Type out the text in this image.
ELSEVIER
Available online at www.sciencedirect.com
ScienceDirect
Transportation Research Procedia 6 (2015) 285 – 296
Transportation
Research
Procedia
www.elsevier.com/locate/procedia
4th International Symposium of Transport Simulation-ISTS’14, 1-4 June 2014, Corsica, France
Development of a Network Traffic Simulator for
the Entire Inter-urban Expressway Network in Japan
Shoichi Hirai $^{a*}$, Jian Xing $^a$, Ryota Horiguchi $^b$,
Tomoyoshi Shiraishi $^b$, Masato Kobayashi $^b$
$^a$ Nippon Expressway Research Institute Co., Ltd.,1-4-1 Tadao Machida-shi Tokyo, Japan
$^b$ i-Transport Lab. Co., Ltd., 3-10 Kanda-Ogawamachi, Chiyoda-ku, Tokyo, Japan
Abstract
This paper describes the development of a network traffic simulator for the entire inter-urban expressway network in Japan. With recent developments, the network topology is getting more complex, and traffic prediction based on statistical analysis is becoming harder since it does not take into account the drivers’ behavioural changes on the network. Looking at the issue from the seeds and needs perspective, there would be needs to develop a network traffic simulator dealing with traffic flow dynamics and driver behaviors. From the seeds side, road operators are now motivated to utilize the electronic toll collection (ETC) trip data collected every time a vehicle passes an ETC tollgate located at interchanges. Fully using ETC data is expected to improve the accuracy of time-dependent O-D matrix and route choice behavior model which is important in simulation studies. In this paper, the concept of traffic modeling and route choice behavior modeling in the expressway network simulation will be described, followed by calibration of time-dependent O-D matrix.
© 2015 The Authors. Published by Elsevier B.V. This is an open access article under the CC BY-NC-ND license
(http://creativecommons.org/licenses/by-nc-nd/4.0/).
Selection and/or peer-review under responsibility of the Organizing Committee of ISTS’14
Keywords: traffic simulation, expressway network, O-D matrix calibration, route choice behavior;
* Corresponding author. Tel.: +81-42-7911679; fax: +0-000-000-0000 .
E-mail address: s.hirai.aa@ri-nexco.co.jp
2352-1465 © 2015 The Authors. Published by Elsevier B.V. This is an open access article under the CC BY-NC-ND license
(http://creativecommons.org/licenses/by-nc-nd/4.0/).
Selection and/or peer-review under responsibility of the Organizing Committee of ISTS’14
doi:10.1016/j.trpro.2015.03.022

GIVEN REQUEST
Restate every entry word for word.

SOLUTION
Type out the text in this image.
ELSEVIER
Available online at www.sciencedirect.com
ScienceDirect
Transportation Research Procedia 6 (2015) 285 – 296
Transportation
Research
Procedia
www.elsevier.com/locate/procedia
4th International Symposium of Transport Simulation-ISTS’14, 1-4 June 2014, Corsica, France
Development of a Network Traffic Simulator for
the Entire Inter-urban Expressway Network in Japan
Shoichi Hirai $^{a*}$, Jian Xing $^a$, Ryota Horiguchi $^b$,
Tomoyoshi Shiraishi $^b$, Masato Kobayashi $^b$
$^a$ Nippon Expressway Research Institute Co., Ltd.,1-4-1 Tadao Machida-shi Tokyo, Japan
$^b$ i-Transport Lab. Co., Ltd., 3-10 Kanda-Ogawamachi, Chiyoda-ku, Tokyo, Japan
Abstract
This paper describes the development of a network traffic simulator for the entire inter-urban expressway network in Japan. With recent developments, the network topology is getting more complex, and traffic prediction based on statistical analysis is becoming harder since it does not take into account the drivers’ behavioural changes on the network. Looking at the issue from the seeds and needs perspective, there would be needs to develop a network traffic simulator dealing with traffic flow dynamics and driver behaviors. From the seeds side, road operators are now motivated to utilize the electronic toll collection (ETC) trip data collected every time a vehicle passes an ETC tollgate located at interchanges. Fully using ETC data is expected to improve the accuracy of time-dependent O-D matrix and route choice behavior model which is important in simulation studies. In this paper, the concept of traffic modeling and route choice behavior modeling in the expressway network simulation will be described, followed by calibration of time-dependent O-D matrix.
© 2015 The Authors. Published by Elsevier B.V. This is an open access article under the CC BY-NC-ND license
(http://creativecommons.org/licenses/by-nc-nd/4.0/).
Selection and/or peer-review under responsibility of the Organizing Committee of ISTS’14
Keywords: traffic simulation, expressway network, O-D matrix calibration, route choice behavior;
* Corresponding author. Tel.: +81-42-7911679; fax: +0-000-000-0000 .
E-mail address: s.hirai.aa@ri-nexco.co.jp
2352-1465 © 2015 The Authors. Published by Elsevier B.V. This is an open access article under the CC BY-NC-ND license
(http://creativecommons.org/licenses/by-nc-nd/4.0/).
Selection and/or peer-review under responsibility of the Organizing Committee of ISTS’14
doi:10.1016/j.trpro.2015.03.022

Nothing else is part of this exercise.